#### PROBLEM STATEMENT
Extract all lines that hold "お見合い成立件数" from the records below.

#### DATA IN THIS EXERCISE
--------------------------------
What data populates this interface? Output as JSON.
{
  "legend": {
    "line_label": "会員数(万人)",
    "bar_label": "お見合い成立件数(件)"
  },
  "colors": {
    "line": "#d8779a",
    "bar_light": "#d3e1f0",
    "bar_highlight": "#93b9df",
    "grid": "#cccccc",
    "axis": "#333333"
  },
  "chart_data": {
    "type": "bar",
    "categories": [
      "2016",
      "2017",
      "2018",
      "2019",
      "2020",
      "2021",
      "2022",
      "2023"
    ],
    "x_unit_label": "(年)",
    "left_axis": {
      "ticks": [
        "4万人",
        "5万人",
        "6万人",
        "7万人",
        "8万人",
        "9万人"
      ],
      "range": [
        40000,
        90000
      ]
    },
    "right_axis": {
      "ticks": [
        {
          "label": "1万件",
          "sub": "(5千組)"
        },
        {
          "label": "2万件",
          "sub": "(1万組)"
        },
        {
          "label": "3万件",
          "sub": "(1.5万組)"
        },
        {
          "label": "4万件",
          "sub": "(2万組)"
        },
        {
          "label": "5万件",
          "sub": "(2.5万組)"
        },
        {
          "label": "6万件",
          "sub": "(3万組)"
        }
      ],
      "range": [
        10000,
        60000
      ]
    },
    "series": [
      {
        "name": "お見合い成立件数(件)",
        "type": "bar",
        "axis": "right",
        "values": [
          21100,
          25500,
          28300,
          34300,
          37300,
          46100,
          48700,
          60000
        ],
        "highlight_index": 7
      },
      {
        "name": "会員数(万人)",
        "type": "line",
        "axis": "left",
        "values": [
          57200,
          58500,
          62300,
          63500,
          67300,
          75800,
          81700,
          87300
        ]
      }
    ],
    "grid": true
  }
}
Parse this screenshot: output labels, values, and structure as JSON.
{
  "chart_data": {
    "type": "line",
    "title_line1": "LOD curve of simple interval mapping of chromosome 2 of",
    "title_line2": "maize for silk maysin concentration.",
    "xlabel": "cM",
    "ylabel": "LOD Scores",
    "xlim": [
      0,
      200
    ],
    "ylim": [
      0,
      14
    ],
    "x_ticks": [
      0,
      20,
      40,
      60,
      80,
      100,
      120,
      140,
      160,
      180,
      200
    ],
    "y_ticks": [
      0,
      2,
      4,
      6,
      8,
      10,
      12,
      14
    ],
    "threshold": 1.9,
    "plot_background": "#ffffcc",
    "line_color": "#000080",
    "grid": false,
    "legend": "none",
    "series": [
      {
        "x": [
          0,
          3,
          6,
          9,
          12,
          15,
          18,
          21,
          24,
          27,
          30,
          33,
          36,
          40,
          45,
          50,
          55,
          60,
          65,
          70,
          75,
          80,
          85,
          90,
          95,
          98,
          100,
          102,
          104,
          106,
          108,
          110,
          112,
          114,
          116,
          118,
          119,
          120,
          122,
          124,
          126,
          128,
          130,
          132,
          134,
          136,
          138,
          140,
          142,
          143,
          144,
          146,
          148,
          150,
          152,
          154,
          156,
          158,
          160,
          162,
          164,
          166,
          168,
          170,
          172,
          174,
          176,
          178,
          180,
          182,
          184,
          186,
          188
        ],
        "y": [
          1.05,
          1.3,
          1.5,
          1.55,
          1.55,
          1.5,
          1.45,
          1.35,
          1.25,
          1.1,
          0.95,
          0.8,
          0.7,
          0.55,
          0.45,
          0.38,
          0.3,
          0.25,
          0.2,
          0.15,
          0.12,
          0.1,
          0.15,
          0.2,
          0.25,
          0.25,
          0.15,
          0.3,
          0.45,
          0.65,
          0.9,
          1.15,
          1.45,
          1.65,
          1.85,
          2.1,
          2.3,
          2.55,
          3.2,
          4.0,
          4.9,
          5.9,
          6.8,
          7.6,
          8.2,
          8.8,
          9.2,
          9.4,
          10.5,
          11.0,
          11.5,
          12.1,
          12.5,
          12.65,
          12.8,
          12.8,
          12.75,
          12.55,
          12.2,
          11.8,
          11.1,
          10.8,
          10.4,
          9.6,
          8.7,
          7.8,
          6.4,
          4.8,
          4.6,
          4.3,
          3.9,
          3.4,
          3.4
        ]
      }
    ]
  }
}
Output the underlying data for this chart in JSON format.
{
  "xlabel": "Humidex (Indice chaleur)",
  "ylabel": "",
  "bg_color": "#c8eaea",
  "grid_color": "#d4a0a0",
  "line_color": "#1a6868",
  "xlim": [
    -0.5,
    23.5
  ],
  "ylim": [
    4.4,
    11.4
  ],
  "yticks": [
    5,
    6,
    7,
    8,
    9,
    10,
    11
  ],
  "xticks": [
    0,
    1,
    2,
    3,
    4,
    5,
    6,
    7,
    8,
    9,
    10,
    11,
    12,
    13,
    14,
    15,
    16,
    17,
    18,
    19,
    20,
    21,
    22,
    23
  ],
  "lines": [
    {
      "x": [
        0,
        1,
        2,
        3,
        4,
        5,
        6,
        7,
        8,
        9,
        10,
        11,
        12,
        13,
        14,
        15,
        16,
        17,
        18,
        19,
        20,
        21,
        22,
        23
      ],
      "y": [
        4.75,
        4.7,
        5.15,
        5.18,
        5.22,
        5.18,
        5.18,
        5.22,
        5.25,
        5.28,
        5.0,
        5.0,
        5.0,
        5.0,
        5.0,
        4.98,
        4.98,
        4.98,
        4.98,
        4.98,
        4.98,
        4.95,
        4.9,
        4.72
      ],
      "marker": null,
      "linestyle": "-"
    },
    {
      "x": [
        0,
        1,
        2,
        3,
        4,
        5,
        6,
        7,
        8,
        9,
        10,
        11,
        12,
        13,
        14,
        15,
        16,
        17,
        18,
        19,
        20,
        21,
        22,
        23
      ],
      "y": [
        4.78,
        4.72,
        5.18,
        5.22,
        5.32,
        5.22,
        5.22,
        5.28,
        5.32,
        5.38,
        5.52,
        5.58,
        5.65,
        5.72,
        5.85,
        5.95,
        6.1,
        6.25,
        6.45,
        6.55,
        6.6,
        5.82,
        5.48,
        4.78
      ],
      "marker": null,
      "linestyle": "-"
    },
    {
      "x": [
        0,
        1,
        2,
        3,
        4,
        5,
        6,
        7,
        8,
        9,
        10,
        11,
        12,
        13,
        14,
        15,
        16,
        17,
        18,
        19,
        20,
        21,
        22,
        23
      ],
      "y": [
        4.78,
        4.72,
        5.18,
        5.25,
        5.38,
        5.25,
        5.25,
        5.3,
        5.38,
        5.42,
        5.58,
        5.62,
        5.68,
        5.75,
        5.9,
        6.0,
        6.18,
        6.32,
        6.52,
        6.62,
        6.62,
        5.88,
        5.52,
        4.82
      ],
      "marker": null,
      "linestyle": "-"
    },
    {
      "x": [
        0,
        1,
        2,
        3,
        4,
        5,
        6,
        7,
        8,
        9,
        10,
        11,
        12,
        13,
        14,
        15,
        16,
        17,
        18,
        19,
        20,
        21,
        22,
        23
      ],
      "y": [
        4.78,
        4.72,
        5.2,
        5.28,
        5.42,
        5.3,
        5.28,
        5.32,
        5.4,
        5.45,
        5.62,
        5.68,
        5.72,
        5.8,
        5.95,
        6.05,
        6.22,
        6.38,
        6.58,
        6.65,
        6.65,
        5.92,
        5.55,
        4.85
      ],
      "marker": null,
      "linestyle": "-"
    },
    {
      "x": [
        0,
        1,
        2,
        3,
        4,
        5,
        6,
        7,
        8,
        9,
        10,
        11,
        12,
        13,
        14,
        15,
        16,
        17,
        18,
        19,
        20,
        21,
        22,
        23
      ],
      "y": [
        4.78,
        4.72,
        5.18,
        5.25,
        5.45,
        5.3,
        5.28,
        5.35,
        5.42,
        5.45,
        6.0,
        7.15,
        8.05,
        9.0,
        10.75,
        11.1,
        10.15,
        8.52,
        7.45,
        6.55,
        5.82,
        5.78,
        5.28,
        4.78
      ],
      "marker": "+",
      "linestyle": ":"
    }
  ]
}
--------------------------------
#### TASK ANSWER
    "bar_label": "お見合い成立件数(件)"
        "name": "お見合い成立件数(件)",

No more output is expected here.